**INSTRUCTIONS TO FOLLOW**
From the passage on sustainable materials for musical instruments below, list every type of Western stringed instrument it names.

**SOURCE EXTRACT**
________________________________________
Driven to action by a desire to honor the materials with which they work, some musicians and luthiers are now at the forefront of seeking alternatives to the exploitative use of wood, ivory, and other materials from threatened species. This is especially important work because musical instruments are now far more numerous than in past centuries. More than ten million guitars and hundreds of thousands of violins are made annually. Such volume of trade cannot be built on rare woods. It is therefore now possible, with some searching, to find instruments made from wood certified to come from sustainable logging operations. The Forest Stewardship Council, for example, puts its stamp of approval on several new lines of instruments. The Mpingo Conservation & Development Initiative in southeastern Tanzania promotes community-based forest management where local residents own, manage, and benefit from mpingo and other woodland species, managing forests sustainably to help the local economy. Instrument makers are also introducing new materials, relieving pressure on endangered woods. Until the late twentieth century, only twenty tree species provided most of the wood for guitars, violins, violas, cellos, mandolins, and other Western stringed instruments. Today the variety of wood sources for instrument making has increased to more than one hundred species. Alongside this diversification of natural products, manufactured materials like carbon fiber and wood laminate are substituting for solid wood.

In the decades that come, unless our path changes, it will not be the overharvesting of particularly valuable species that challenges our sources of wood and animal parts for instruments. Instead, the loss of entire forest ecosystems will remake the relationship between human music and the land. The forests from which we now draw our most precious musical raw materials are in decline...
________________________________________
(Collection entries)
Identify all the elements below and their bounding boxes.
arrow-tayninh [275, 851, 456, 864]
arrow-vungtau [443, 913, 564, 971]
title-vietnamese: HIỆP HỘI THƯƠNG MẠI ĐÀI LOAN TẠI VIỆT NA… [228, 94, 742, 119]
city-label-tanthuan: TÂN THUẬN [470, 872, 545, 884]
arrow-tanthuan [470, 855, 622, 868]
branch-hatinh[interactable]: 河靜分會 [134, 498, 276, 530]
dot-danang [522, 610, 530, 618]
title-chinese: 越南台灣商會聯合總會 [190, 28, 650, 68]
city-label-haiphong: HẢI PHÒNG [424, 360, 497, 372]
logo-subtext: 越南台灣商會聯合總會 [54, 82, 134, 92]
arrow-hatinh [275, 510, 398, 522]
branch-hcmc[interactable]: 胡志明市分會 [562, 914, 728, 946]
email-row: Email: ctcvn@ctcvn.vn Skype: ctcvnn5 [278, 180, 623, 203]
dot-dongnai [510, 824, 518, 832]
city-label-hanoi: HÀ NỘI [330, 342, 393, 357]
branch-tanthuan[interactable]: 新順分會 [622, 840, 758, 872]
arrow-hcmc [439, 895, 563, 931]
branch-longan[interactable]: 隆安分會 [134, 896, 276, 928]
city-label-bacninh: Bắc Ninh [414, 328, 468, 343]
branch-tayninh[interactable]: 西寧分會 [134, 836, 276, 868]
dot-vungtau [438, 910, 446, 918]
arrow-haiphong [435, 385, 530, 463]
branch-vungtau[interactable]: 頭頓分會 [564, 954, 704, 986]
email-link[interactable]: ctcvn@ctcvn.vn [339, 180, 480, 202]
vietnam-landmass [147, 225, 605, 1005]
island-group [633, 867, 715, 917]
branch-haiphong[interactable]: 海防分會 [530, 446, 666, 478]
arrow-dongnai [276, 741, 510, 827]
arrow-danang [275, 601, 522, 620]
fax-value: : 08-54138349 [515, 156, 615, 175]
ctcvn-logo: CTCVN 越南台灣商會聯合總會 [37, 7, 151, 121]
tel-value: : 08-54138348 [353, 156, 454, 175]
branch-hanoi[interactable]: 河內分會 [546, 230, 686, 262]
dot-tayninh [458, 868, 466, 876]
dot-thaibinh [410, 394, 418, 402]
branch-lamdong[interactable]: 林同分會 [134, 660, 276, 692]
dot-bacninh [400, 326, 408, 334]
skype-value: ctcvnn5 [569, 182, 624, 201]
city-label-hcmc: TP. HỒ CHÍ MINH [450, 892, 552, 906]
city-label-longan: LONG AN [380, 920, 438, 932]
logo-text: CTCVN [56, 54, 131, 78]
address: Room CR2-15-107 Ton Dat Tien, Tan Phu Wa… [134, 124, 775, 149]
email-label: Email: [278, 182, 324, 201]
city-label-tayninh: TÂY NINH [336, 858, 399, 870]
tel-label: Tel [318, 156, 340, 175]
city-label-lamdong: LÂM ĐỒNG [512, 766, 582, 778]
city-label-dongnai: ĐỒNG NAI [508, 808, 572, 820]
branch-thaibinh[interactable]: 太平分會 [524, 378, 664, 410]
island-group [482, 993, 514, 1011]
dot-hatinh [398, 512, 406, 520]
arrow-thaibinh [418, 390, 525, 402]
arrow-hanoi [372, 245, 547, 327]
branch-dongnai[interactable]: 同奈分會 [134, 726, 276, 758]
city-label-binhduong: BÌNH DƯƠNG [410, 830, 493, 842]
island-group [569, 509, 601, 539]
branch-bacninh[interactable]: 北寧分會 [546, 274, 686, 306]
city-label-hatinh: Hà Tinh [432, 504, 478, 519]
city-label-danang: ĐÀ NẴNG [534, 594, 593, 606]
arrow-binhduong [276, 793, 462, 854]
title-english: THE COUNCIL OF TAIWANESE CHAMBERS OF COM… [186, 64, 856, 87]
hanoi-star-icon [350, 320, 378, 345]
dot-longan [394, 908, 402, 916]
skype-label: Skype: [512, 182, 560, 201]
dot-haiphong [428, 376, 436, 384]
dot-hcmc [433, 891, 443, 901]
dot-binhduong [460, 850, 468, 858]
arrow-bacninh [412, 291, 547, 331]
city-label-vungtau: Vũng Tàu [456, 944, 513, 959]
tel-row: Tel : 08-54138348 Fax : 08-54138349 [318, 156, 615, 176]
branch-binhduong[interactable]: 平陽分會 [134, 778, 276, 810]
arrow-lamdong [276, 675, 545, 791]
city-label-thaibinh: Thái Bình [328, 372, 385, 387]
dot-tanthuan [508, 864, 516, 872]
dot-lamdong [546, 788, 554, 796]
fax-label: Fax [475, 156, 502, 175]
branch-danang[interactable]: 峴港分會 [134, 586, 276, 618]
________________________________________
**RESPONSE TO THE EXERCISE**
Guitars, violins, violas, cellos, mandolins